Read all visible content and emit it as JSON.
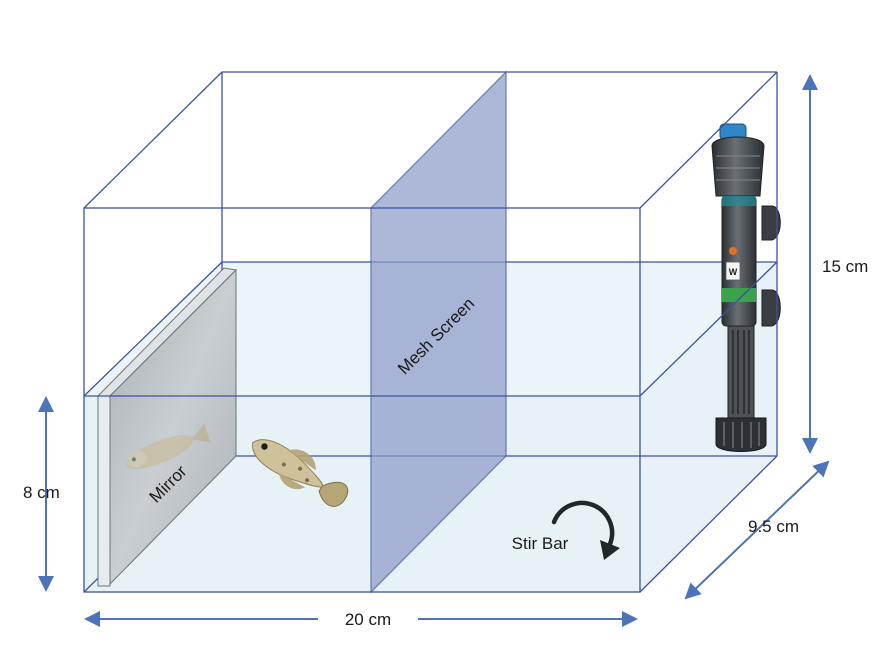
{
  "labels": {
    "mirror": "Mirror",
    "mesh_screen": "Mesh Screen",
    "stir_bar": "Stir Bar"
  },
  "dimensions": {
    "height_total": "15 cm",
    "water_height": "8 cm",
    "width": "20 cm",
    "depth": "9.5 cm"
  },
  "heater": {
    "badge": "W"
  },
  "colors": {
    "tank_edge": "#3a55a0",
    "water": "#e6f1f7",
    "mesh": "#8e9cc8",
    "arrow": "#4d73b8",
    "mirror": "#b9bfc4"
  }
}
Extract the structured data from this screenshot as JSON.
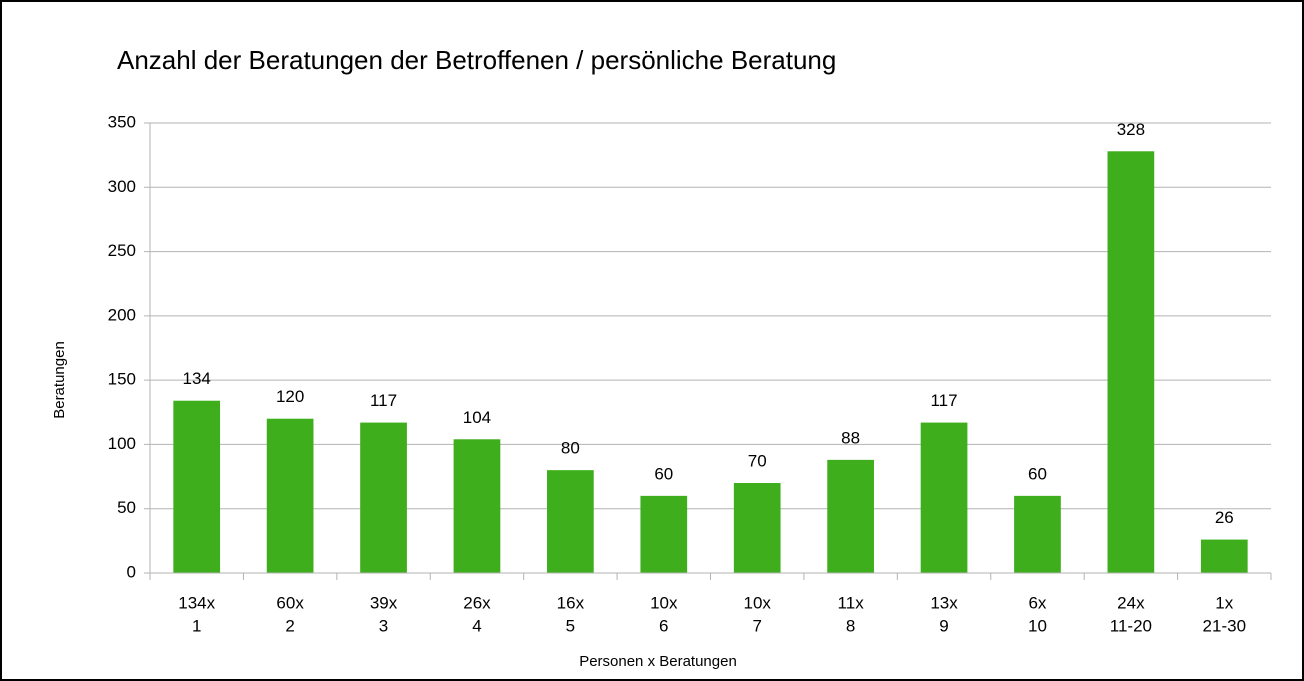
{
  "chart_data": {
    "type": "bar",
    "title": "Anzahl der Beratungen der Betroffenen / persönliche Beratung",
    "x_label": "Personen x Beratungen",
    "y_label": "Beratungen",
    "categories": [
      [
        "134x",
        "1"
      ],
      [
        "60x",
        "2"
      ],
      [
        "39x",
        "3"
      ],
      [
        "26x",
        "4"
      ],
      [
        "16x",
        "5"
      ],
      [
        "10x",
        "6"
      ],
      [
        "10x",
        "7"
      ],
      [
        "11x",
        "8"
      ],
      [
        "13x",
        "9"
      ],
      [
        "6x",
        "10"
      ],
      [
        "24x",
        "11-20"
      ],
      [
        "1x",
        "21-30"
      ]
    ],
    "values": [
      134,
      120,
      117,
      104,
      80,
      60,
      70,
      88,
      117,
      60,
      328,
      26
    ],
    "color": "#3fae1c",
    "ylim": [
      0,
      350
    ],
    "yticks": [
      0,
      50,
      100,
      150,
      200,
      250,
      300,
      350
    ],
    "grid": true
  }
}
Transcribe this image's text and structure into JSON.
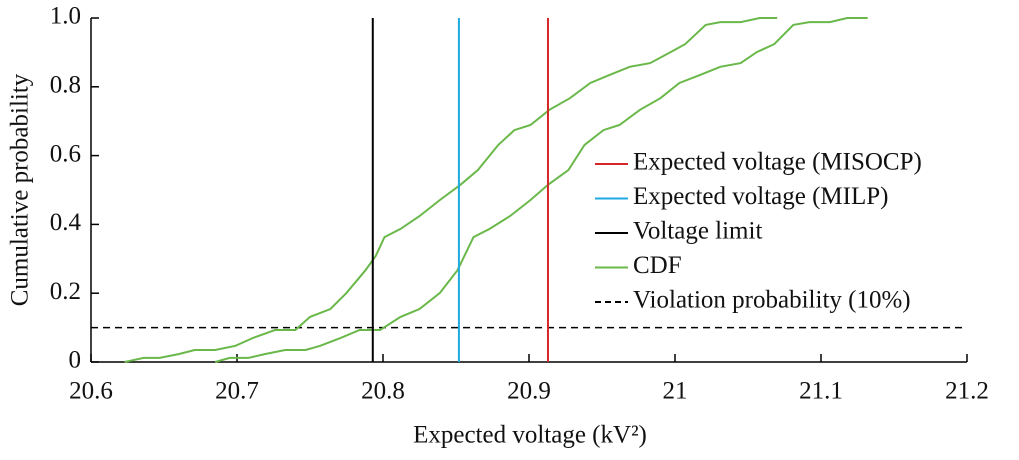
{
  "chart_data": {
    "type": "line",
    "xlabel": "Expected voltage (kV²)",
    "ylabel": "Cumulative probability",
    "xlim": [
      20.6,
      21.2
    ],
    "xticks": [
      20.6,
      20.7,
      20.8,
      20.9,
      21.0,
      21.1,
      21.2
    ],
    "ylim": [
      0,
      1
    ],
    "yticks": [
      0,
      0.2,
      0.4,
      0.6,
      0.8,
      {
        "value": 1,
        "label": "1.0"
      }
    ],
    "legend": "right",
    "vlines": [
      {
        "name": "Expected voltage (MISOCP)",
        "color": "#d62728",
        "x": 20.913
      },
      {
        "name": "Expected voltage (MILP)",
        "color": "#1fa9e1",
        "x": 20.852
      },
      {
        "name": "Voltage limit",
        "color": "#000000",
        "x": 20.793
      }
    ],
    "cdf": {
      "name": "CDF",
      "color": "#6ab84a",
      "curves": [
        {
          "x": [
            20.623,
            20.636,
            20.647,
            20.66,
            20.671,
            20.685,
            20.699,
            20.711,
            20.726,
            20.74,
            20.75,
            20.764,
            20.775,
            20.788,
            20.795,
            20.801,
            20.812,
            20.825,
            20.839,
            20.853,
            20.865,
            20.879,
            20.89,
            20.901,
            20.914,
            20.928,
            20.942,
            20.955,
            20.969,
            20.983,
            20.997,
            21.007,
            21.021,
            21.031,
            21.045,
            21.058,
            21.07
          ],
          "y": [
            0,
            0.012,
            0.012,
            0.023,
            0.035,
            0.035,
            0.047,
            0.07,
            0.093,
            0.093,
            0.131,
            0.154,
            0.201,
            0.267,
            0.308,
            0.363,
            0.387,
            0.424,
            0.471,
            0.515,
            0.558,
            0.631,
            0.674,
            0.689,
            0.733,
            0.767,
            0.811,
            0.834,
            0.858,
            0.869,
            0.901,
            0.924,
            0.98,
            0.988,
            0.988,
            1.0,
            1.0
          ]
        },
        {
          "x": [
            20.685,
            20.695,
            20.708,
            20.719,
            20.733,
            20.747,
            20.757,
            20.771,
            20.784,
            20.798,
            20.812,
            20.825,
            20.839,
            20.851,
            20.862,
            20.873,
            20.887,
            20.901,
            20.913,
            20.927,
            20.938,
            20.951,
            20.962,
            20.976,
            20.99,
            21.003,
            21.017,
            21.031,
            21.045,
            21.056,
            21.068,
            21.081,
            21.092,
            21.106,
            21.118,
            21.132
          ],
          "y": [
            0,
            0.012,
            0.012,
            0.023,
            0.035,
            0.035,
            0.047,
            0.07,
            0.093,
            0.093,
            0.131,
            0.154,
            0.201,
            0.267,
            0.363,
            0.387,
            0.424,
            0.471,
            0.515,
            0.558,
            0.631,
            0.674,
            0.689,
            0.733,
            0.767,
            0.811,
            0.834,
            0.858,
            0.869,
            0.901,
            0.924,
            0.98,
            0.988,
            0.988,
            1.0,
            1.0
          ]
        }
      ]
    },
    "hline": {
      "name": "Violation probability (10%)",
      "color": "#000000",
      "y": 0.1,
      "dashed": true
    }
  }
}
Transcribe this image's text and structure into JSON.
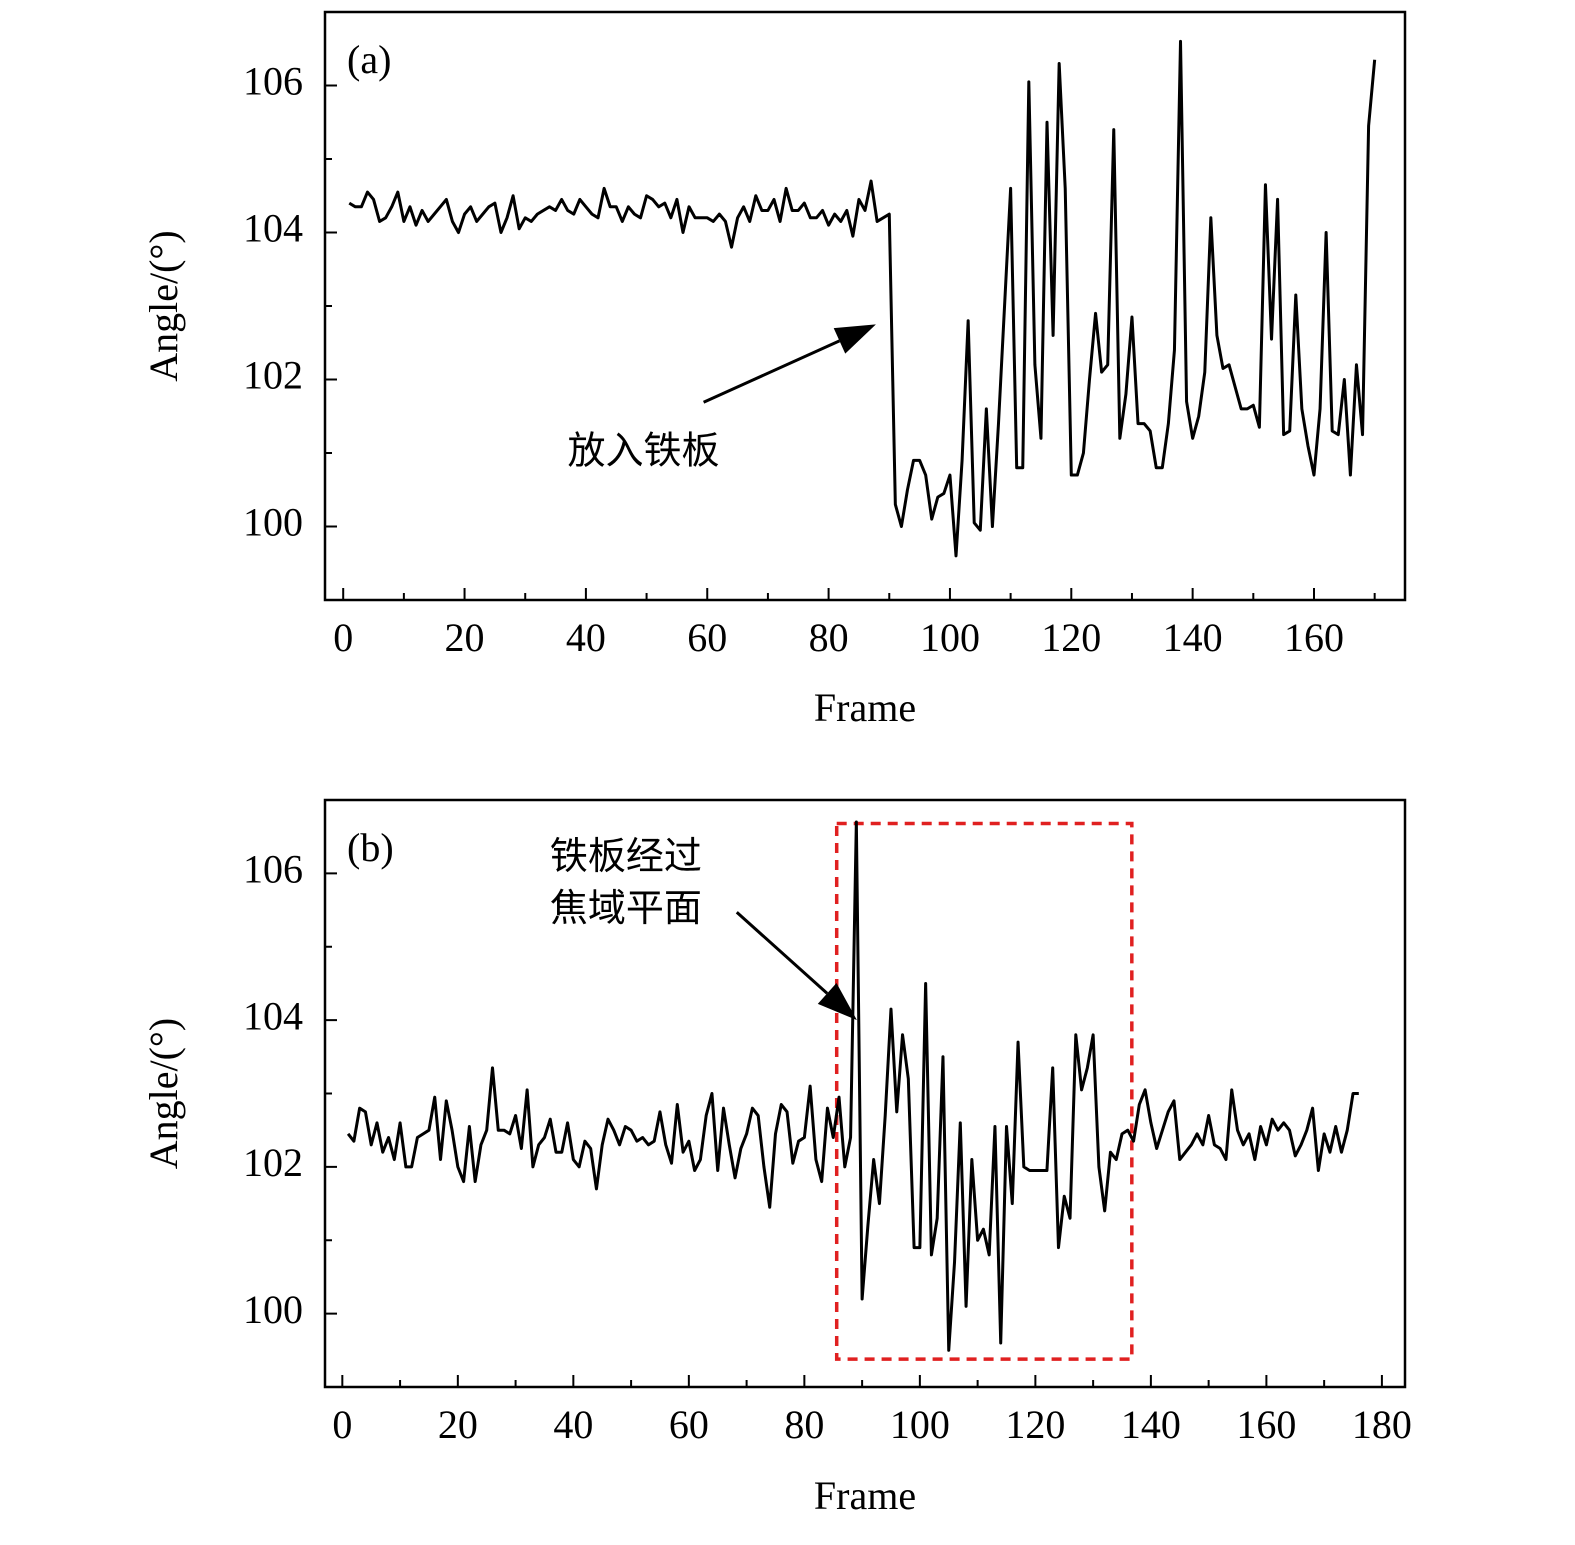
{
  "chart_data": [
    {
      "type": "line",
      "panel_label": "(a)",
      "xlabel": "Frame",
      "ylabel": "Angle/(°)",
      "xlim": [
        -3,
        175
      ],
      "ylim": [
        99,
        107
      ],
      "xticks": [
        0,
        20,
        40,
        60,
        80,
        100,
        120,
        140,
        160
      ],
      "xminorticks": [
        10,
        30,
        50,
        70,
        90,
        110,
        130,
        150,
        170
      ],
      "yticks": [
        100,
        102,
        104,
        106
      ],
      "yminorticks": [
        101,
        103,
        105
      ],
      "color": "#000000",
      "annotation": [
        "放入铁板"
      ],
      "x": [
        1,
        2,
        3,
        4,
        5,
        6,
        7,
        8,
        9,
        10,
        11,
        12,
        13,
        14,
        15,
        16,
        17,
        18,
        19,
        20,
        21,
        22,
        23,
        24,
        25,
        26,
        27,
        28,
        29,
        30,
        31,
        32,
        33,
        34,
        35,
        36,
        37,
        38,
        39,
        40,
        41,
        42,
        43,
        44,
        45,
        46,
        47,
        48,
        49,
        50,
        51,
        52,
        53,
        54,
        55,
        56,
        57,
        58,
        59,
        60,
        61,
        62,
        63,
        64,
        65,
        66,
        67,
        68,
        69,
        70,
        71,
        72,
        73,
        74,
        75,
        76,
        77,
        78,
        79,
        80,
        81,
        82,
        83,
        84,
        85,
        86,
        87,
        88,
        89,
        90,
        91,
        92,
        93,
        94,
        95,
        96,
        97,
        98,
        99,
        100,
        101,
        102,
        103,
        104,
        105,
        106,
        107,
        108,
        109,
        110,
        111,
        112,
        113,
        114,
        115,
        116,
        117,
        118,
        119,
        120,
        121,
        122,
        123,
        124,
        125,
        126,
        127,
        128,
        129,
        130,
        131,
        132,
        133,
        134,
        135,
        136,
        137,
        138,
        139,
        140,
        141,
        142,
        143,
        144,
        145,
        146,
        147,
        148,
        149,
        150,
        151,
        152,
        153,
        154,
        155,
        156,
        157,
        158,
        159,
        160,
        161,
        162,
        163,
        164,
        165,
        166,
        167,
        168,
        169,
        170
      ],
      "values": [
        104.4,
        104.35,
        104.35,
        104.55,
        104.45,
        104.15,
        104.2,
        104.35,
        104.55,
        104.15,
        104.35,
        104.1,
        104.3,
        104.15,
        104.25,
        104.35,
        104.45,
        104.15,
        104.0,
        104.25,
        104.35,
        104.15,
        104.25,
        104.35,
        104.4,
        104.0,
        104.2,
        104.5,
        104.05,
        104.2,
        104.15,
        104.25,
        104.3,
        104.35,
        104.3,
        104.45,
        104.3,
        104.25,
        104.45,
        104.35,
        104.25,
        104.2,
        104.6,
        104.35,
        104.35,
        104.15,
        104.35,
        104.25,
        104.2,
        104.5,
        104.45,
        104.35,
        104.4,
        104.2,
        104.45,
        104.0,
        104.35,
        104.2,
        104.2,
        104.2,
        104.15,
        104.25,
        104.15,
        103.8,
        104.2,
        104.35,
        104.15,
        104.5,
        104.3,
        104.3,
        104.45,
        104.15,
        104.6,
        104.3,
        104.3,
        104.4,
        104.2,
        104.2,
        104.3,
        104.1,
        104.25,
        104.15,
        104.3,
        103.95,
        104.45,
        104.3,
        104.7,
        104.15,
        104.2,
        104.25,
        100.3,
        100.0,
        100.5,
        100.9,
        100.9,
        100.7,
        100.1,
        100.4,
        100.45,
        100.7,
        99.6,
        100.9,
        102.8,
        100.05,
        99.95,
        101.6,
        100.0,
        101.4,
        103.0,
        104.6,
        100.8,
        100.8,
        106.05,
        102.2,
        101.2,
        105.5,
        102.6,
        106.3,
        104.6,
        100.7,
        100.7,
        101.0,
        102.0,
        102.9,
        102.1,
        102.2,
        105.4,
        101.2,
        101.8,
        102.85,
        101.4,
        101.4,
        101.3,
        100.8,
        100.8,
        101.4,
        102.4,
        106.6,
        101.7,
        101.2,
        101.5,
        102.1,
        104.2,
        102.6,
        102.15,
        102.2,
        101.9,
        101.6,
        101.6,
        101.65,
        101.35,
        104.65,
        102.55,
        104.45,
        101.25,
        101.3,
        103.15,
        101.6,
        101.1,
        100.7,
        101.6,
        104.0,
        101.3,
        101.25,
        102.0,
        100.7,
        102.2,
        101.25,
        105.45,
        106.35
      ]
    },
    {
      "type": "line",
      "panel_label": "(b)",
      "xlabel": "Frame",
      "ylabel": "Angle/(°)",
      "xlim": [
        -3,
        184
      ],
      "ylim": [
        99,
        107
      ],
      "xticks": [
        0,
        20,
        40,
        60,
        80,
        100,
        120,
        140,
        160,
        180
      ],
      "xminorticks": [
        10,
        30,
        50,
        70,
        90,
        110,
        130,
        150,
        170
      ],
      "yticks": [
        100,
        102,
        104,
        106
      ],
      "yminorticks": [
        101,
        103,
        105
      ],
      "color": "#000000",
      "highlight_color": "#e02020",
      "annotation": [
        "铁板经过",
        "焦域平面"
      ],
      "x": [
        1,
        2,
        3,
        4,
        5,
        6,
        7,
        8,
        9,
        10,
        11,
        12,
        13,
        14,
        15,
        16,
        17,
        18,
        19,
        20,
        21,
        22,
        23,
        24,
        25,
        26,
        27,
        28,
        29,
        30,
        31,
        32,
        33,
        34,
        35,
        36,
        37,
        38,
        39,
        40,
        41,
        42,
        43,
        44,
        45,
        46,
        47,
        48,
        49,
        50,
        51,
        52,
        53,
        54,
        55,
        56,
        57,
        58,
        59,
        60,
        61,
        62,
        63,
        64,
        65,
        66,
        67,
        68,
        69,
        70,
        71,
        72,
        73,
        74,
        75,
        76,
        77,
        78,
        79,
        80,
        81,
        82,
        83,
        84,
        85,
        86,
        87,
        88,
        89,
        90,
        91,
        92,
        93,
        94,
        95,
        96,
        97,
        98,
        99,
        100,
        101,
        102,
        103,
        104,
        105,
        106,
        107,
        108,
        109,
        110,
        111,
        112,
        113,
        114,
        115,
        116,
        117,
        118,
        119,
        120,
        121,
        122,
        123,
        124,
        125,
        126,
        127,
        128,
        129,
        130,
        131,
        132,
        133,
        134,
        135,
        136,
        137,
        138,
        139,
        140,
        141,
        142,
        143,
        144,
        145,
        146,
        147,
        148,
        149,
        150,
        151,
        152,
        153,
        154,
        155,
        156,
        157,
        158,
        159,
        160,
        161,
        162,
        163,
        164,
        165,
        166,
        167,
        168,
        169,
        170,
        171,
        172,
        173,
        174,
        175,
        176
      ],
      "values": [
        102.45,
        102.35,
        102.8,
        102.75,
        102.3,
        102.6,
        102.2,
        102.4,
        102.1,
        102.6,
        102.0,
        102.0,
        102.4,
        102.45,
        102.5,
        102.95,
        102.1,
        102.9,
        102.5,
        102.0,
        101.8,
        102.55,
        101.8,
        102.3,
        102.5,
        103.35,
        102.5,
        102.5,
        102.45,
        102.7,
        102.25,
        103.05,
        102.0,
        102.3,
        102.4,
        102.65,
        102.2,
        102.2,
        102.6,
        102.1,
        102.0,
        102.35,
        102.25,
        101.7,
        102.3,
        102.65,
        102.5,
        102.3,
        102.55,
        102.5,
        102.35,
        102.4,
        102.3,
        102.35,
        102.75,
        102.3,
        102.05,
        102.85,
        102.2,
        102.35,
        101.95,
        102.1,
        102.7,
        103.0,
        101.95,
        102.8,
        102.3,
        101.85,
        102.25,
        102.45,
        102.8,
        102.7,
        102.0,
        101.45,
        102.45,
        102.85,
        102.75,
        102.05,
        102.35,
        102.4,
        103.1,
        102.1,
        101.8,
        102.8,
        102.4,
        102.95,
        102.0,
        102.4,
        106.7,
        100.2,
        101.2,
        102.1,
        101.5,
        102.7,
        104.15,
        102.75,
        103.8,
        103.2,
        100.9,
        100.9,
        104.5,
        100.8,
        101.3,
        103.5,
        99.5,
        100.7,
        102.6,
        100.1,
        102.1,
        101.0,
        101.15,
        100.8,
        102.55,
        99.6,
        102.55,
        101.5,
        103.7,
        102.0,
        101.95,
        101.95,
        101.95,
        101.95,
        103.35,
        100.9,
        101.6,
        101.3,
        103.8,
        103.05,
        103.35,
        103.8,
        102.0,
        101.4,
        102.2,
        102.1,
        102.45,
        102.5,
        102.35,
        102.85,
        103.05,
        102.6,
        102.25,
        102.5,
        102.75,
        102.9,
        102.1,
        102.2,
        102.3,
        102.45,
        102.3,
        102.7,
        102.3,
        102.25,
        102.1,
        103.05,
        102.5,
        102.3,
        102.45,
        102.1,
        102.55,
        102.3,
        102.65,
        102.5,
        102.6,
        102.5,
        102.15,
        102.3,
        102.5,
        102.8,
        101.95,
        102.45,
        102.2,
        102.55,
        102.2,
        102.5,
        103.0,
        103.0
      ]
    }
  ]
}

____________

## Challenge
Show each line of the data that contains the string "Expected".

## Written solution
    "xlabel": "Expected voltage (kV²)",
        "name": "Expected voltage (MISOCP)",
        "name": "Expected voltage (MILP)",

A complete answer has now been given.